### What you will do
Look through the material below, count the lines containing the word "description", and state only the count.

Structured figure records
◆ ◆ ◆

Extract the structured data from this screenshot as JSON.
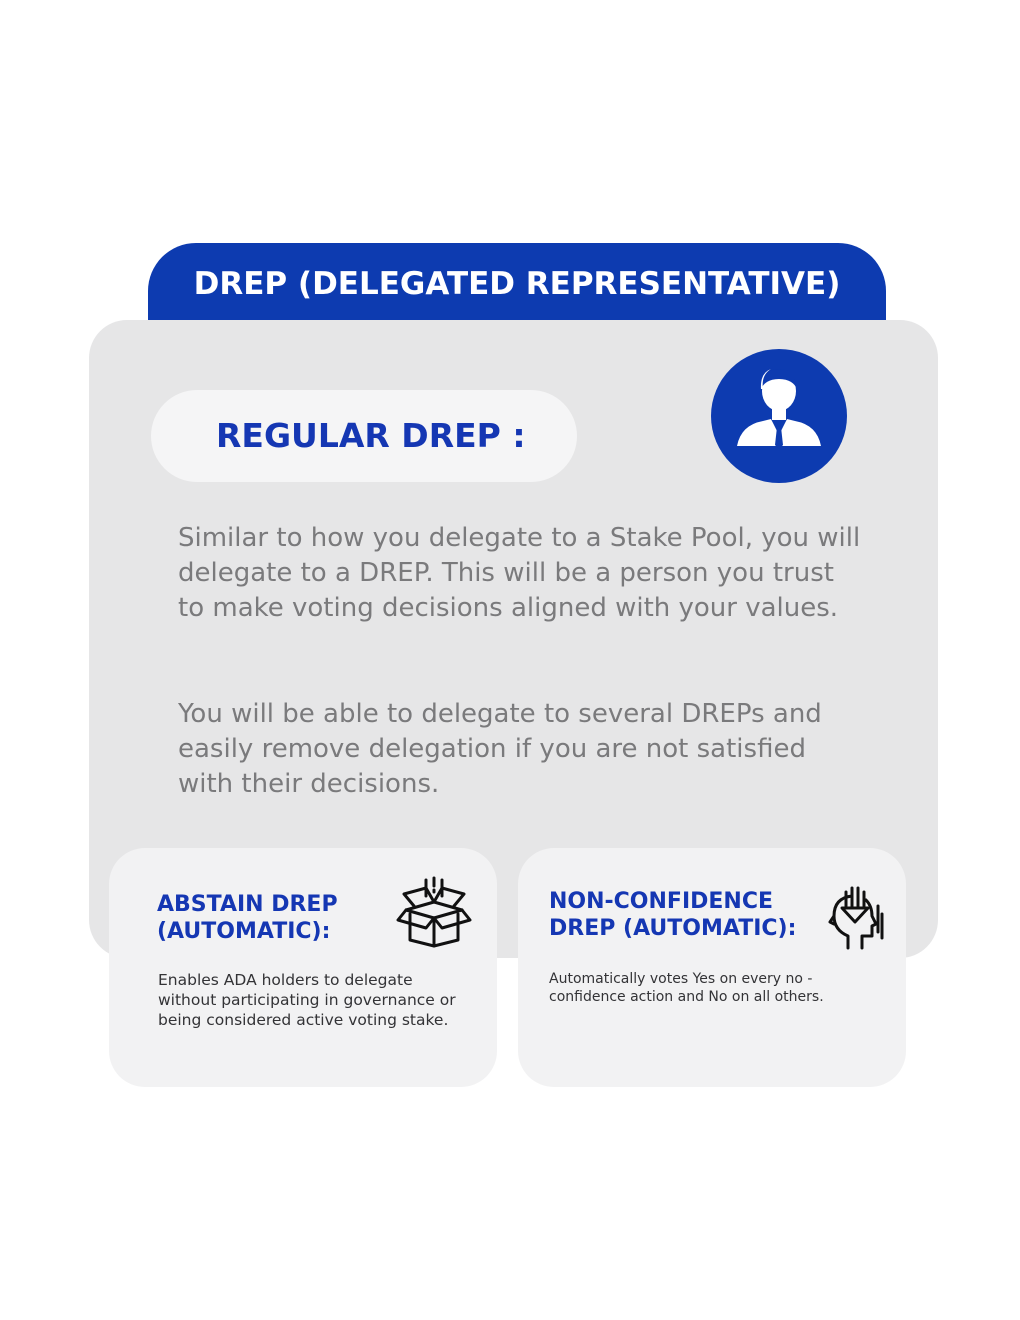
{
  "header": {
    "title": "DREP (DELEGATED REPRESENTATIVE)"
  },
  "regular": {
    "title": "REGULAR DREP :",
    "icon": "person-with-tie-icon",
    "paragraph_1": "Similar to how you delegate to a Stake Pool, you will delegate to a DREP. This will be a person you trust to make voting decisions aligned with your values.",
    "paragraph_2": "You will be able to delegate to several DREPs and easily remove delegation if you are not satisfied with their decisions."
  },
  "abstain": {
    "title_line_1": "ABSTAIN DREP",
    "title_line_2": "(AUTOMATIC):",
    "icon": "open-box-icon",
    "description": "Enables ADA holders to delegate without participating in governance or being considered active voting stake."
  },
  "non_confidence": {
    "title_line_1": "NON-CONFIDENCE",
    "title_line_2": "DREP (AUTOMATIC):",
    "icon": "head-down-arrow-icon",
    "description": "Automatically votes Yes on every no -confidence action and No on all others."
  },
  "colors": {
    "brand_blue": "#0d3bb0",
    "card_gray": "#e6e6e7",
    "text_gray": "#7a7a7c"
  }
}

◆ ◆ ◆

### Full response
2